__WHAT YOU NEED TO DO__: Single out the lines of the material that contain "County" and copy them.

━━━━━ WORKING DATA

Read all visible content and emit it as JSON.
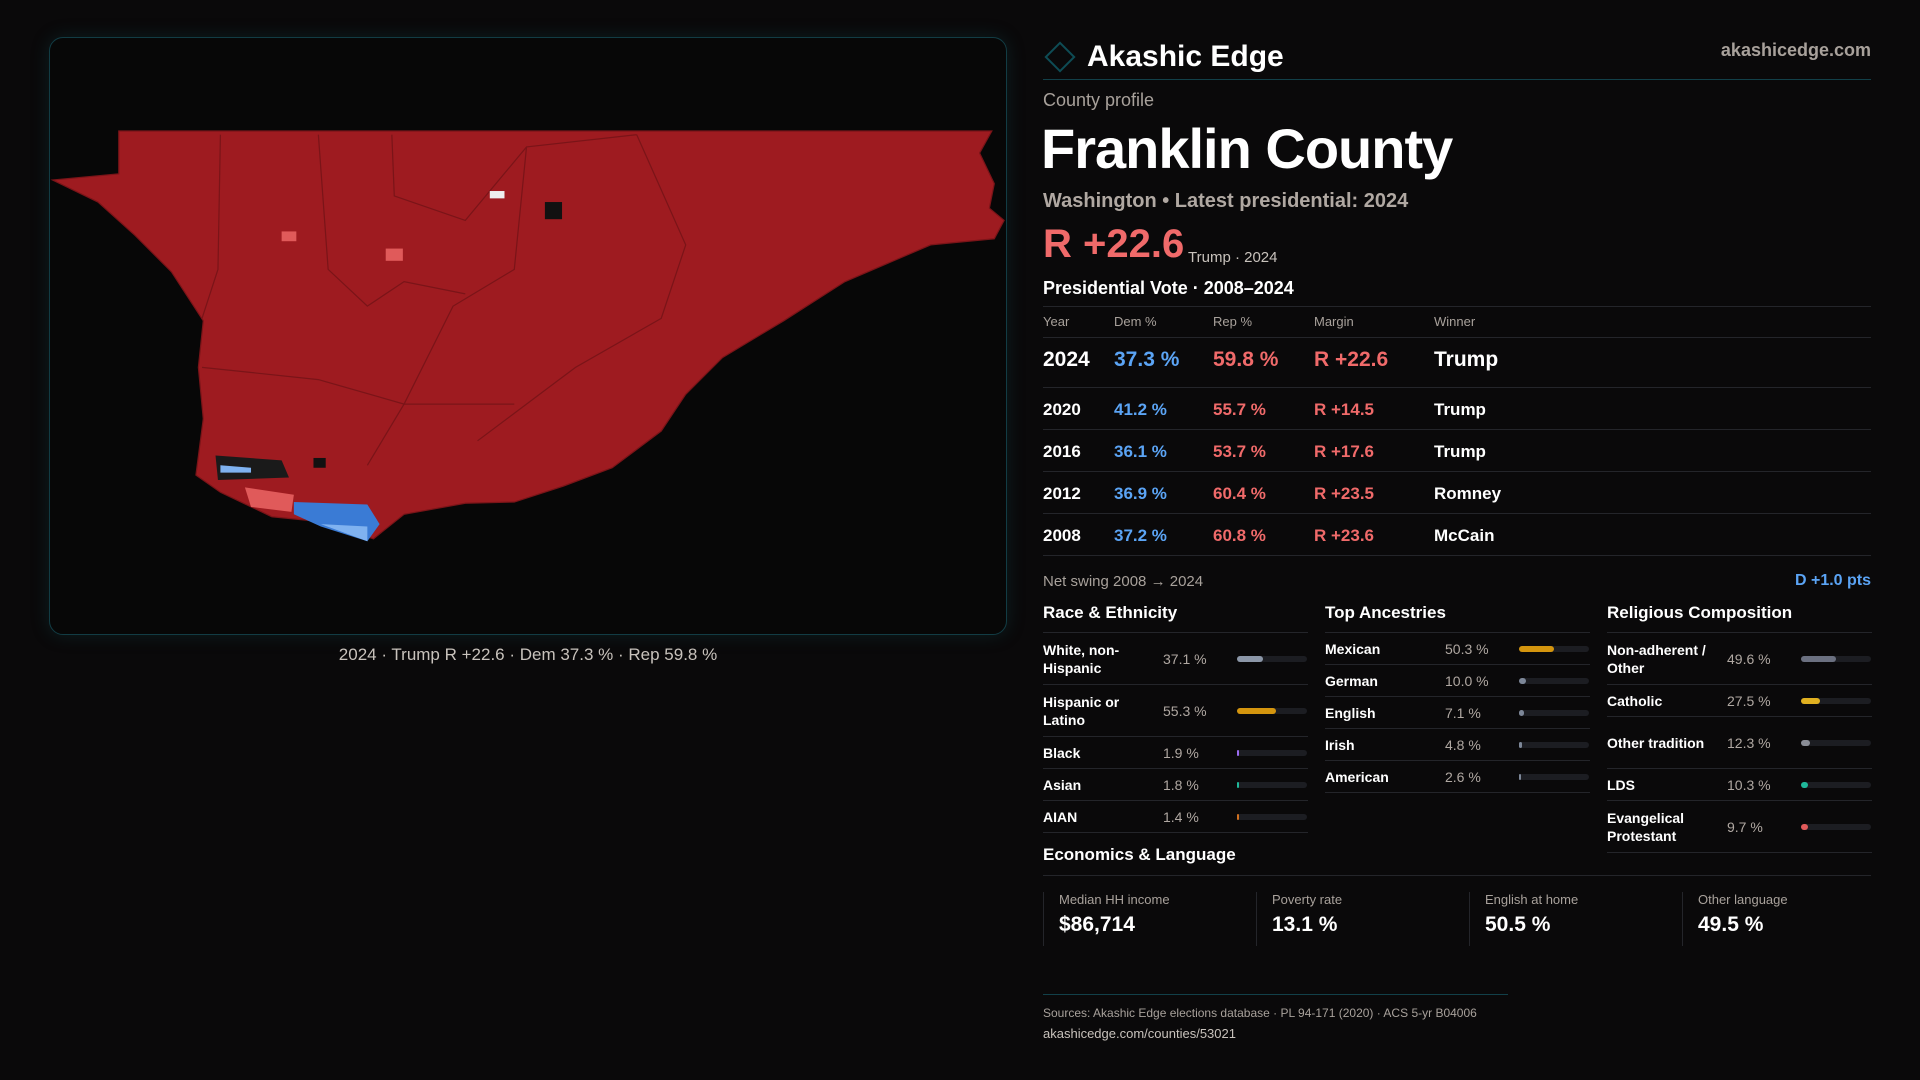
{
  "brand": {
    "name": "Akashic Edge",
    "site": "akashicedge.com"
  },
  "map": {
    "caption": "2024 · Trump R +22.6 · Dem 37.3 % · Rep 59.8 %",
    "colors": {
      "rep": "#9e1b20",
      "rep_light": "#e05a5a",
      "dem": "#3a7bd5",
      "dem_light": "#7fb2f0"
    }
  },
  "profile": {
    "kicker": "County profile",
    "title": "Franklin County",
    "subtitle": "Washington • Latest presidential: 2024",
    "margin": "R +22.6",
    "margin_sub": "Trump · 2024"
  },
  "presidential": {
    "title": "Presidential Vote · 2008–2024",
    "headers": [
      "Year",
      "Dem %",
      "Rep %",
      "Margin",
      "Winner"
    ],
    "rows": [
      [
        "2024",
        "37.3 %",
        "59.8 %",
        "R +22.6",
        "Trump"
      ],
      [
        "2020",
        "41.2 %",
        "55.7 %",
        "R +14.5",
        "Trump"
      ],
      [
        "2016",
        "36.1 %",
        "53.7 %",
        "R +17.6",
        "Trump"
      ],
      [
        "2012",
        "36.9 %",
        "60.4 %",
        "R +23.5",
        "Romney"
      ],
      [
        "2008",
        "37.2 %",
        "60.8 %",
        "R +23.6",
        "McCain"
      ]
    ],
    "swing_label": "Net swing 2008 → 2024",
    "swing_value": "D +1.0 pts"
  },
  "sections": [
    {
      "title": "Race & Ethnicity",
      "items": [
        {
          "label": "White, non-Hispanic",
          "value": "37.1 %",
          "pct": 37.1,
          "color": "#8c97a8"
        },
        {
          "label": "Hispanic or Latino",
          "value": "55.3 %",
          "pct": 55.3,
          "color": "#d4950e"
        },
        {
          "label": "Black",
          "value": "1.9 %",
          "pct": 1.9,
          "color": "#9b6cf0"
        },
        {
          "label": "Asian",
          "value": "1.8 %",
          "pct": 1.8,
          "color": "#1fb89a"
        },
        {
          "label": "AIAN",
          "value": "1.4 %",
          "pct": 1.4,
          "color": "#d07020"
        }
      ]
    },
    {
      "title": "Top Ancestries",
      "items": [
        {
          "label": "Mexican",
          "value": "50.3 %",
          "pct": 50.3,
          "color": "#d4950e"
        },
        {
          "label": "German",
          "value": "10.0 %",
          "pct": 10.0,
          "color": "#7d8798"
        },
        {
          "label": "English",
          "value": "7.1 %",
          "pct": 7.1,
          "color": "#7d8798"
        },
        {
          "label": "Irish",
          "value": "4.8 %",
          "pct": 4.8,
          "color": "#7d8798"
        },
        {
          "label": "American",
          "value": "2.6 %",
          "pct": 2.6,
          "color": "#7d8798"
        }
      ]
    },
    {
      "title": "Religious Composition",
      "items": [
        {
          "label": "Non-adherent / Other",
          "value": "49.6 %",
          "pct": 49.6,
          "color": "#6b7080"
        },
        {
          "label": "Catholic",
          "value": "27.5 %",
          "pct": 27.5,
          "color": "#e0b020"
        },
        {
          "label": "Other tradition",
          "value": "12.3 %",
          "pct": 12.3,
          "color": "#8a8d96"
        },
        {
          "label": "LDS",
          "value": "10.3 %",
          "pct": 10.3,
          "color": "#1fb89a"
        },
        {
          "label": "Evangelical Protestant",
          "value": "9.7 %",
          "pct": 9.7,
          "color": "#e05a5a"
        }
      ]
    }
  ],
  "economics": {
    "title": "Economics & Language",
    "stats": [
      {
        "label": "Median HH income",
        "value": "$86,714"
      },
      {
        "label": "Poverty rate",
        "value": "13.1 %"
      },
      {
        "label": "English at home",
        "value": "50.5 %"
      },
      {
        "label": "Other language",
        "value": "49.5 %"
      }
    ]
  },
  "footer": {
    "sources": "Sources: Akashic Edge elections database · PL 94-171 (2020) · ACS 5-yr B04006",
    "url": "akashicedge.com/counties/53021"
  }
}
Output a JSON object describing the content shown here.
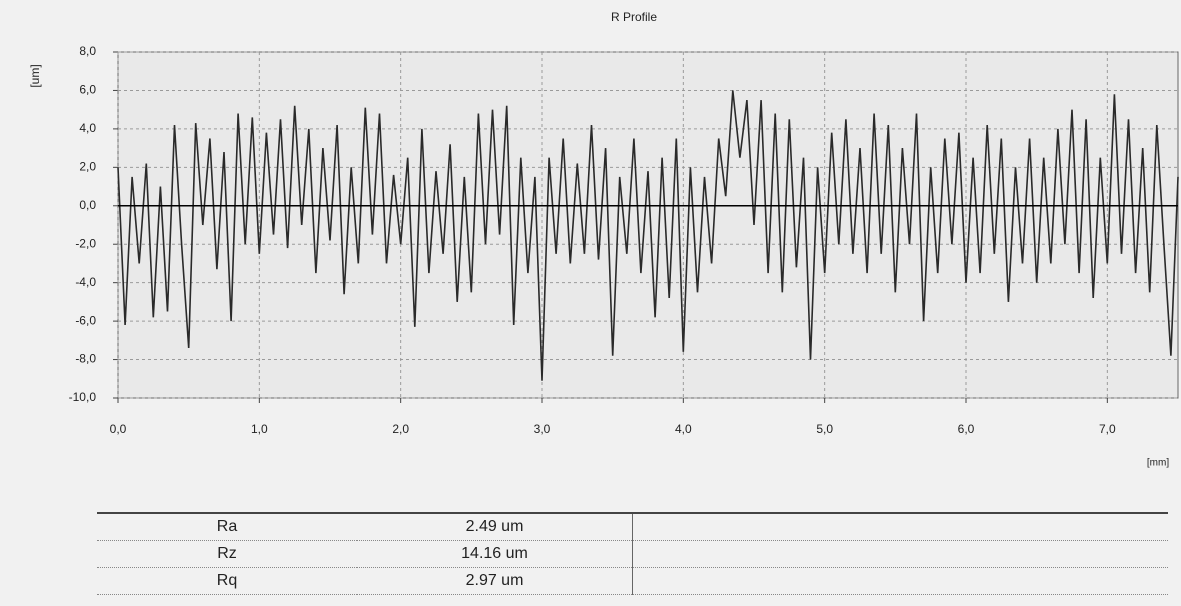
{
  "chart_data": {
    "type": "line",
    "title": "R Profile",
    "y_label": "[um]",
    "x_label": "[mm]",
    "color": "#2a2a2a",
    "x": [
      0,
      0.05,
      0.1,
      0.15,
      0.2,
      0.25,
      0.3,
      0.35,
      0.4,
      0.45,
      0.5,
      0.55,
      0.6,
      0.65,
      0.7,
      0.75,
      0.8,
      0.85,
      0.9,
      0.95,
      1,
      1.05,
      1.1,
      1.15,
      1.2,
      1.25,
      1.3,
      1.35,
      1.4,
      1.45,
      1.5,
      1.55,
      1.6,
      1.65,
      1.7,
      1.75,
      1.8,
      1.85,
      1.9,
      1.95,
      2,
      2.05,
      2.1,
      2.15,
      2.2,
      2.25,
      2.3,
      2.35,
      2.4,
      2.45,
      2.5,
      2.55,
      2.6,
      2.65,
      2.7,
      2.75,
      2.8,
      2.85,
      2.9,
      2.95,
      3,
      3.05,
      3.1,
      3.15,
      3.2,
      3.25,
      3.3,
      3.35,
      3.4,
      3.45,
      3.5,
      3.55,
      3.6,
      3.65,
      3.7,
      3.75,
      3.8,
      3.85,
      3.9,
      3.95,
      4,
      4.05,
      4.1,
      4.15,
      4.2,
      4.25,
      4.3,
      4.35,
      4.4,
      4.45,
      4.5,
      4.55,
      4.6,
      4.65,
      4.7,
      4.75,
      4.8,
      4.85,
      4.9,
      4.95,
      5,
      5.05,
      5.1,
      5.15,
      5.2,
      5.25,
      5.3,
      5.35,
      5.4,
      5.45,
      5.5,
      5.55,
      5.6,
      5.65,
      5.7,
      5.75,
      5.8,
      5.85,
      5.9,
      5.95,
      6,
      6.05,
      6.1,
      6.15,
      6.2,
      6.25,
      6.3,
      6.35,
      6.4,
      6.45,
      6.5,
      6.55,
      6.6,
      6.65,
      6.7,
      6.75,
      6.8,
      6.85,
      6.9,
      6.95,
      7,
      7.05,
      7.1,
      7.15,
      7.2,
      7.25,
      7.3,
      7.35,
      7.4,
      7.45,
      7.5
    ],
    "values": [
      2.0,
      -6.2,
      1.5,
      -3.0,
      2.2,
      -5.8,
      1.0,
      -5.5,
      4.2,
      -2.0,
      -7.4,
      4.3,
      -1.0,
      3.5,
      -3.3,
      2.8,
      -6.0,
      4.8,
      -2.0,
      4.6,
      -2.5,
      3.8,
      -1.5,
      4.5,
      -2.2,
      5.2,
      -1.0,
      4.0,
      -3.5,
      3.0,
      -1.8,
      4.2,
      -4.6,
      2.0,
      -3.0,
      5.1,
      -1.5,
      4.8,
      -3.0,
      1.6,
      -2.0,
      2.5,
      -6.3,
      4.0,
      -3.5,
      1.8,
      -2.5,
      3.2,
      -5.0,
      1.5,
      -4.5,
      4.8,
      -2.0,
      5.0,
      -1.5,
      5.2,
      -6.2,
      2.5,
      -3.5,
      1.5,
      -9.1,
      2.5,
      -2.5,
      3.5,
      -3.0,
      2.2,
      -2.5,
      4.2,
      -2.8,
      3.0,
      -7.8,
      1.5,
      -2.5,
      3.5,
      -3.5,
      1.8,
      -5.8,
      2.5,
      -4.8,
      3.5,
      -7.6,
      2.0,
      -4.5,
      1.5,
      -3.0,
      3.5,
      0.5,
      6.0,
      2.5,
      5.5,
      -1.0,
      5.5,
      -3.5,
      4.8,
      -4.5,
      4.5,
      -3.2,
      2.5,
      -8.0,
      2.0,
      -3.5,
      3.8,
      -2.0,
      4.5,
      -2.5,
      3.0,
      -3.5,
      4.8,
      -2.5,
      4.2,
      -4.5,
      3.0,
      -2.0,
      4.8,
      -6.0,
      2.0,
      -3.5,
      3.5,
      -2.0,
      3.8,
      -4.0,
      2.5,
      -3.5,
      4.2,
      -2.5,
      3.5,
      -5.0,
      2.0,
      -3.0,
      3.5,
      -4.0,
      2.5,
      -3.0,
      4.0,
      -2.0,
      5.0,
      -3.5,
      4.5,
      -4.8,
      2.5,
      -3.0,
      5.8,
      -2.5,
      4.5,
      -3.5,
      3.0,
      -4.5,
      4.2,
      -2.0,
      -7.8,
      1.5
    ],
    "xlim": [
      0,
      7.5
    ],
    "ylim": [
      -10,
      8
    ],
    "xticks": [
      {
        "value": 0,
        "label": "0,0"
      },
      {
        "value": 1,
        "label": "1,0"
      },
      {
        "value": 2,
        "label": "2,0"
      },
      {
        "value": 3,
        "label": "3,0"
      },
      {
        "value": 4,
        "label": "4,0"
      },
      {
        "value": 5,
        "label": "5,0"
      },
      {
        "value": 6,
        "label": "6,0"
      },
      {
        "value": 7,
        "label": "7,0"
      }
    ],
    "yticks": [
      {
        "value": 8,
        "label": "8,0"
      },
      {
        "value": 6,
        "label": "6,0"
      },
      {
        "value": 4,
        "label": "4,0"
      },
      {
        "value": 2,
        "label": "2,0"
      },
      {
        "value": 0,
        "label": "0,0"
      },
      {
        "value": -2,
        "label": "-2,0"
      },
      {
        "value": -4,
        "label": "-4,0"
      },
      {
        "value": -6,
        "label": "-6,0"
      },
      {
        "value": -8,
        "label": "-8,0"
      },
      {
        "value": -10,
        "label": "-10,0"
      }
    ],
    "grid": true
  },
  "table": {
    "rows": [
      [
        "Ra",
        "2.49 um"
      ],
      [
        "Rz",
        "14.16 um"
      ],
      [
        "Rq",
        "2.97 um"
      ]
    ]
  }
}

━━━━━━━━━━

__THE ANSWER__:
    "kicker": "County profile",
    "title": "Franklin County",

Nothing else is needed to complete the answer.